- **Exercise brief**
In the material below, find each line holding the string "Velocity" and copy it.

──────────────────────────────

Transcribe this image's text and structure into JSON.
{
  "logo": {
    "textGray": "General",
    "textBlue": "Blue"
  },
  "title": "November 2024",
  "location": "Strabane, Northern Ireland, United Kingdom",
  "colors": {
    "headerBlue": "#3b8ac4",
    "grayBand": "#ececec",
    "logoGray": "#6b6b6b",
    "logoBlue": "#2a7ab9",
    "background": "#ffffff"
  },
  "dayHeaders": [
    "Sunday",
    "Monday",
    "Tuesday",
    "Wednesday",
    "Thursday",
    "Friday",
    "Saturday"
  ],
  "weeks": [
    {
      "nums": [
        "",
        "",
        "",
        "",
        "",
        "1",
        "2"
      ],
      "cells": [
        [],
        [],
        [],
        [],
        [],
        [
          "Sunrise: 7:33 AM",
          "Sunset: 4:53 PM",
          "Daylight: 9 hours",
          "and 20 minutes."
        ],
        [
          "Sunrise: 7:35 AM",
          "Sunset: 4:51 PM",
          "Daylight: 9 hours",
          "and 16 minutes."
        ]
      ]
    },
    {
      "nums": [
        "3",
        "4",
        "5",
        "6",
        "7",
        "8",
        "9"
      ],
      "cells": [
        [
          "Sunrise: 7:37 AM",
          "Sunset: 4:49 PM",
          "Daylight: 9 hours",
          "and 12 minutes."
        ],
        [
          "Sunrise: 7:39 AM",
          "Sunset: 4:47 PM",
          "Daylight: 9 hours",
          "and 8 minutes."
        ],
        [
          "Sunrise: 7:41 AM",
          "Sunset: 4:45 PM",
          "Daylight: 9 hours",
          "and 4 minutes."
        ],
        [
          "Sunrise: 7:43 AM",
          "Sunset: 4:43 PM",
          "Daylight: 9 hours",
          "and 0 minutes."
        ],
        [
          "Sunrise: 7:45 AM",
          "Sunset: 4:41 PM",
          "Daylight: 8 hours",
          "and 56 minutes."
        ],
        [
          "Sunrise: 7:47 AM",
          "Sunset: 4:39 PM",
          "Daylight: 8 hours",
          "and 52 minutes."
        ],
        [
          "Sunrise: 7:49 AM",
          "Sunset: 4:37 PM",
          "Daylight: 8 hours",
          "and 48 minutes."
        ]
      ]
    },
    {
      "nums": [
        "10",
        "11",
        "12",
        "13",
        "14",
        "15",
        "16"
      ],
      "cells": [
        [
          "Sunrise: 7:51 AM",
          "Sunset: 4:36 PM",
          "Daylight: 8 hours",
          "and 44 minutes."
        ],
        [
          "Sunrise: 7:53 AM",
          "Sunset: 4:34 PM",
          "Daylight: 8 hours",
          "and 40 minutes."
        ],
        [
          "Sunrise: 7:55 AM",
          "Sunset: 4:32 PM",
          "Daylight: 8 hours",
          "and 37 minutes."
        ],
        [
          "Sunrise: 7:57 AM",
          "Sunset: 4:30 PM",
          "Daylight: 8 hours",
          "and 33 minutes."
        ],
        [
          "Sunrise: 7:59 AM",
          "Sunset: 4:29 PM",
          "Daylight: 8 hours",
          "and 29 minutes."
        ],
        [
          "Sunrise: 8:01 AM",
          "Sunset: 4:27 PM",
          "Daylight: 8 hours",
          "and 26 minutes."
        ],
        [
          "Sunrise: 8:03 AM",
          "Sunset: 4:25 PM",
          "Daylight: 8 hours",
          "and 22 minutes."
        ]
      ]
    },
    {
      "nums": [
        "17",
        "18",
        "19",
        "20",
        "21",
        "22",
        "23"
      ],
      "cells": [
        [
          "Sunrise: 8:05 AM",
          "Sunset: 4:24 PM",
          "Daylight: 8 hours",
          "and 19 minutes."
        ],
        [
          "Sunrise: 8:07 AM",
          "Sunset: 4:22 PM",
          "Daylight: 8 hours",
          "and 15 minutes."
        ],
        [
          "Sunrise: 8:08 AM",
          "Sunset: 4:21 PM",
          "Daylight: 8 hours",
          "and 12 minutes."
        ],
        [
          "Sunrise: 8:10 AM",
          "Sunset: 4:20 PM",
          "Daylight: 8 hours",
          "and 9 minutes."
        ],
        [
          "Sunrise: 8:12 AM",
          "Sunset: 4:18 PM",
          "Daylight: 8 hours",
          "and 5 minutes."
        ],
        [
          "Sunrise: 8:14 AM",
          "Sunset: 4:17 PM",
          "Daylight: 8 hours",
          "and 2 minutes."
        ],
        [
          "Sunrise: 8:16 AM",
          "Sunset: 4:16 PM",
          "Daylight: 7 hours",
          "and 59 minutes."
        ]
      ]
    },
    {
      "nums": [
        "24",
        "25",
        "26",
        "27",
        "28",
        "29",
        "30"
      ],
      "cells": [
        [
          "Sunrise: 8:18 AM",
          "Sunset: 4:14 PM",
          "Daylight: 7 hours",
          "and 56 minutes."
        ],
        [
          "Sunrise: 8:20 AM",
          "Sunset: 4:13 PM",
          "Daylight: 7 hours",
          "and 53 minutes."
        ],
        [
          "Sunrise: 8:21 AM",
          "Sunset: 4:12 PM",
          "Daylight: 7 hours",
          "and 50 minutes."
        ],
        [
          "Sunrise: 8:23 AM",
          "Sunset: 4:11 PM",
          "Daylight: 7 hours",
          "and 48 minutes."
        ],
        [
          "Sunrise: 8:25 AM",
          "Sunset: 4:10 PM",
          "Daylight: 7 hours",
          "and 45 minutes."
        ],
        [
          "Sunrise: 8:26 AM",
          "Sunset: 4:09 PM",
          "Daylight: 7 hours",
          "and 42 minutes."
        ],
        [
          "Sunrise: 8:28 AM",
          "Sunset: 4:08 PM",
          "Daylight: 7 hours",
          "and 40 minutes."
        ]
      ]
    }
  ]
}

──────────────────────────────

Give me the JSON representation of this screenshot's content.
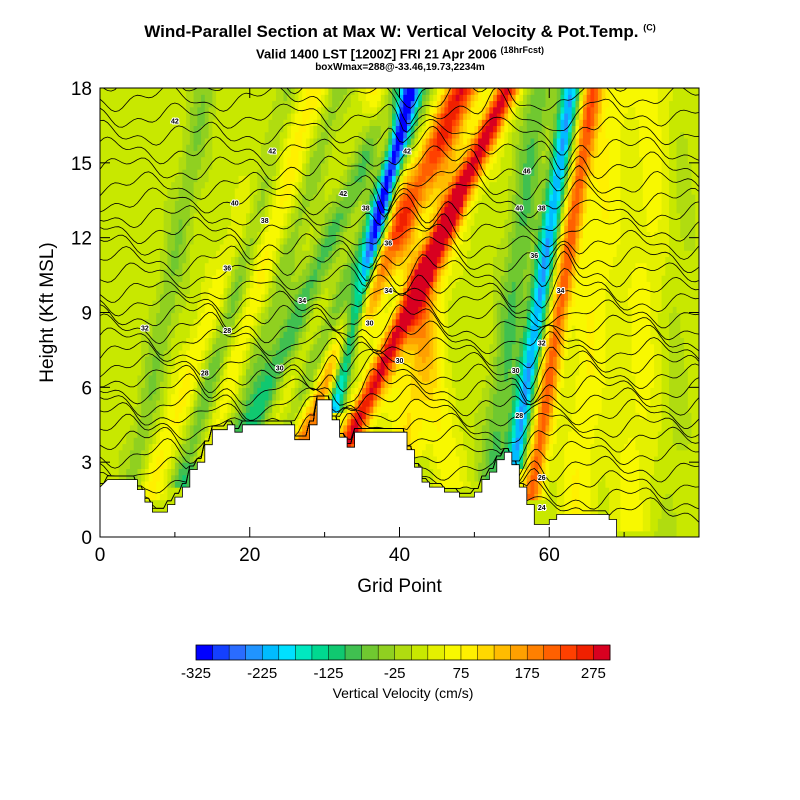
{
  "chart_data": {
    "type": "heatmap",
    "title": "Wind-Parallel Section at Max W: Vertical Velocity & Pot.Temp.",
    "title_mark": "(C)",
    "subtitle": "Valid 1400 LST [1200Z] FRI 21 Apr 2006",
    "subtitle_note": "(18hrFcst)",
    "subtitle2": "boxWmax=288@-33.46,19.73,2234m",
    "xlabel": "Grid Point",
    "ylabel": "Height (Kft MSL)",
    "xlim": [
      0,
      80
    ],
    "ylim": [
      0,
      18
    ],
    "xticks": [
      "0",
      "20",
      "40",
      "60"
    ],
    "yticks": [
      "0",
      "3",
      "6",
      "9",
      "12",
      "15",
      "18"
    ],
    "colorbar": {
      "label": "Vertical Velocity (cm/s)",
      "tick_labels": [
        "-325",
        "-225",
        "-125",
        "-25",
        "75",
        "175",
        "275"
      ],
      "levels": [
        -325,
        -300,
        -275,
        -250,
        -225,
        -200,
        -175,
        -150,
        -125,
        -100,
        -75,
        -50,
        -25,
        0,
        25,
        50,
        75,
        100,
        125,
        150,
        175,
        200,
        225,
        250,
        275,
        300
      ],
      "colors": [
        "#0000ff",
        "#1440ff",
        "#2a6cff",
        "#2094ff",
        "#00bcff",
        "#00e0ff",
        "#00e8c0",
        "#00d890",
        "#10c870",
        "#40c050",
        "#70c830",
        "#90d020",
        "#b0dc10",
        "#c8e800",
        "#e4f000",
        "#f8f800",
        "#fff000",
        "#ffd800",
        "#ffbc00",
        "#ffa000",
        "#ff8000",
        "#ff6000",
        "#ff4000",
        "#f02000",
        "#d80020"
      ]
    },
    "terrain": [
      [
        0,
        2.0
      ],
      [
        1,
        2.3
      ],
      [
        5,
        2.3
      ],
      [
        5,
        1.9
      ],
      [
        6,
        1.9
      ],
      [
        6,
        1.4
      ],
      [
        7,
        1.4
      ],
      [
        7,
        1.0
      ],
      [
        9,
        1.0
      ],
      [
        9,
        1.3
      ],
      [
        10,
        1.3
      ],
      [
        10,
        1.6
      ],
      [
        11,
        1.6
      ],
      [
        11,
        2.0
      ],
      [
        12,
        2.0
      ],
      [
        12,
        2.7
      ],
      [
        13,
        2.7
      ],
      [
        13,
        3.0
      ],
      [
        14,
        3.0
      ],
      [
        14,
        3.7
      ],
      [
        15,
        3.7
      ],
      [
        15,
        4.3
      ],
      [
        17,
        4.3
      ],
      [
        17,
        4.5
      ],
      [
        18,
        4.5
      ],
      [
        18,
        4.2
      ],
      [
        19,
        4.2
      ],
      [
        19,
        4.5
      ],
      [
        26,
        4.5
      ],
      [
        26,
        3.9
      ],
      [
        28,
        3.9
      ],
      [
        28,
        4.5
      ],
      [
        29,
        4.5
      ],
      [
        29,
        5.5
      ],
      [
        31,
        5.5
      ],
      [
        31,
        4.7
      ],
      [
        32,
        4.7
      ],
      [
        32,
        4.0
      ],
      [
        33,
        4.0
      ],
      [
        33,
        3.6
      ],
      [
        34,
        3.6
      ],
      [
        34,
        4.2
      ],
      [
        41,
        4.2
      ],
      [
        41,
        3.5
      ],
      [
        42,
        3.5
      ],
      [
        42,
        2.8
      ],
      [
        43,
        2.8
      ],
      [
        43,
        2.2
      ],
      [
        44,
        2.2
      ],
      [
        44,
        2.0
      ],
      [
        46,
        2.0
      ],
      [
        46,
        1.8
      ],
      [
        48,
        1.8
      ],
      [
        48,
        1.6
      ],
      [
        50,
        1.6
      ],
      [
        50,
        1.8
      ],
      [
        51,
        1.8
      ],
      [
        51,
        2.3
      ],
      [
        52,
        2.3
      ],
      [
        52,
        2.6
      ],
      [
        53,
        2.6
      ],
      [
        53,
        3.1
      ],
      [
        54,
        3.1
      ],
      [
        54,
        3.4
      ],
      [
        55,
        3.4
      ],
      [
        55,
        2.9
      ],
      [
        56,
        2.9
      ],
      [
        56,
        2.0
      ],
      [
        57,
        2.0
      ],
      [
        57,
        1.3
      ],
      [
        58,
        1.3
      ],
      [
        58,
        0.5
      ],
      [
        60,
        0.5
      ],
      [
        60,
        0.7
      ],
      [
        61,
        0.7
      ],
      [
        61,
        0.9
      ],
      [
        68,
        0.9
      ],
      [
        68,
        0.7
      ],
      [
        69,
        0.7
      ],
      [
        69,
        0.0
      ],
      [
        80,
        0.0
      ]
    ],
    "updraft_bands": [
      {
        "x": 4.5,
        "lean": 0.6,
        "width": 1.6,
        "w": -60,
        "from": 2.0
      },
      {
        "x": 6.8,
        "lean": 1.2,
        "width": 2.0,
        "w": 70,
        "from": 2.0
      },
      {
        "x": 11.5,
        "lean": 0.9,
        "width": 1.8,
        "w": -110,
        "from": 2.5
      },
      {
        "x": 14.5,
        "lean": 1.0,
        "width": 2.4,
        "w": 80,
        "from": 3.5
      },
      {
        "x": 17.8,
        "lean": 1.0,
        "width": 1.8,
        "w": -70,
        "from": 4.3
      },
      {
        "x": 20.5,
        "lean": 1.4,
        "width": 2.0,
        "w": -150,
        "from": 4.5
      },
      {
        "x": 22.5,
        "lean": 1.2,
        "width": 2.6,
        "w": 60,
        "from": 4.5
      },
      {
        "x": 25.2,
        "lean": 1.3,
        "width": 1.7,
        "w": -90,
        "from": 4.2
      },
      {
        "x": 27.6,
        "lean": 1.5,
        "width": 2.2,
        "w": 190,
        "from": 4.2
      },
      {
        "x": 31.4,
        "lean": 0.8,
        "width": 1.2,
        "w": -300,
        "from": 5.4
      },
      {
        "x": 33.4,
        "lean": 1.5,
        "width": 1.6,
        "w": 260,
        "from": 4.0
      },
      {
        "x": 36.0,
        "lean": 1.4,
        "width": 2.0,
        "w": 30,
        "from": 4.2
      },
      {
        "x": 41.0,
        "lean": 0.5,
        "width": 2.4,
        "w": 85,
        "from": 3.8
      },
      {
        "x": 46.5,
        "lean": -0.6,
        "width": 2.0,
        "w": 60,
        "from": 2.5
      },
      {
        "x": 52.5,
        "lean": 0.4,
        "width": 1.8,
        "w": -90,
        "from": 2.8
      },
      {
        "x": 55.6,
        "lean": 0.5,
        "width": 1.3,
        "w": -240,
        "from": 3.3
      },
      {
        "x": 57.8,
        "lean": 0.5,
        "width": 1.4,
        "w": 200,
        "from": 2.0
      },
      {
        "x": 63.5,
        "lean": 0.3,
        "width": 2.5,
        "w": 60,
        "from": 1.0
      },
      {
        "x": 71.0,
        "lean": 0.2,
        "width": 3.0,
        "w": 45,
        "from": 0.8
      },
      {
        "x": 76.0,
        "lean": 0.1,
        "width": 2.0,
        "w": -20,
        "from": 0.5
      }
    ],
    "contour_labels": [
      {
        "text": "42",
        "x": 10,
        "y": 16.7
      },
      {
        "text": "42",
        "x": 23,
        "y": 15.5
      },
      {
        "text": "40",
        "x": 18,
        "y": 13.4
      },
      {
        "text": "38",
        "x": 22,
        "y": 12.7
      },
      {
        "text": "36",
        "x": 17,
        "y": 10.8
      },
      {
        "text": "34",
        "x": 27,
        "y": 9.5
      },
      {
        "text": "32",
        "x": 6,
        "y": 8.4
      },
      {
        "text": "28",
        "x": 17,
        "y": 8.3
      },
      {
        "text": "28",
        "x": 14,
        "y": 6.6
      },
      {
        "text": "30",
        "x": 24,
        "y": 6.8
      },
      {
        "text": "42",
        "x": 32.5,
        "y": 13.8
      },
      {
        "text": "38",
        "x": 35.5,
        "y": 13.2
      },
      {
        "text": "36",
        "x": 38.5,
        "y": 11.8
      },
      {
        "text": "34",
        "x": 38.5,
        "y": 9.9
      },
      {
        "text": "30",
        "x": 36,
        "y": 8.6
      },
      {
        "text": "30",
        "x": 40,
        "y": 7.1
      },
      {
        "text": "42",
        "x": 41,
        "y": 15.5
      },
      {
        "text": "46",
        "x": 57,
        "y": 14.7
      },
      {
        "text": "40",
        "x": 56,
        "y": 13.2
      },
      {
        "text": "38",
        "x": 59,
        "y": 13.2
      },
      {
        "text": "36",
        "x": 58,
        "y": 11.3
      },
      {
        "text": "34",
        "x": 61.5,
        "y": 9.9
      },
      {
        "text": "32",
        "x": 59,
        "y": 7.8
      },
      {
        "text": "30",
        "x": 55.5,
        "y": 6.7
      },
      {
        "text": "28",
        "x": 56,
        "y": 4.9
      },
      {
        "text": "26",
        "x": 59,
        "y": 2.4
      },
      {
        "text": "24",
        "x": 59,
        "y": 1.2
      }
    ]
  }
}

──────────────────────────────

- **Solution for this task**
    "title": "Wind-Parallel Section at Max W: Vertical Velocity & Pot.Temp.",
      "label": "Vertical Velocity (cm/s)",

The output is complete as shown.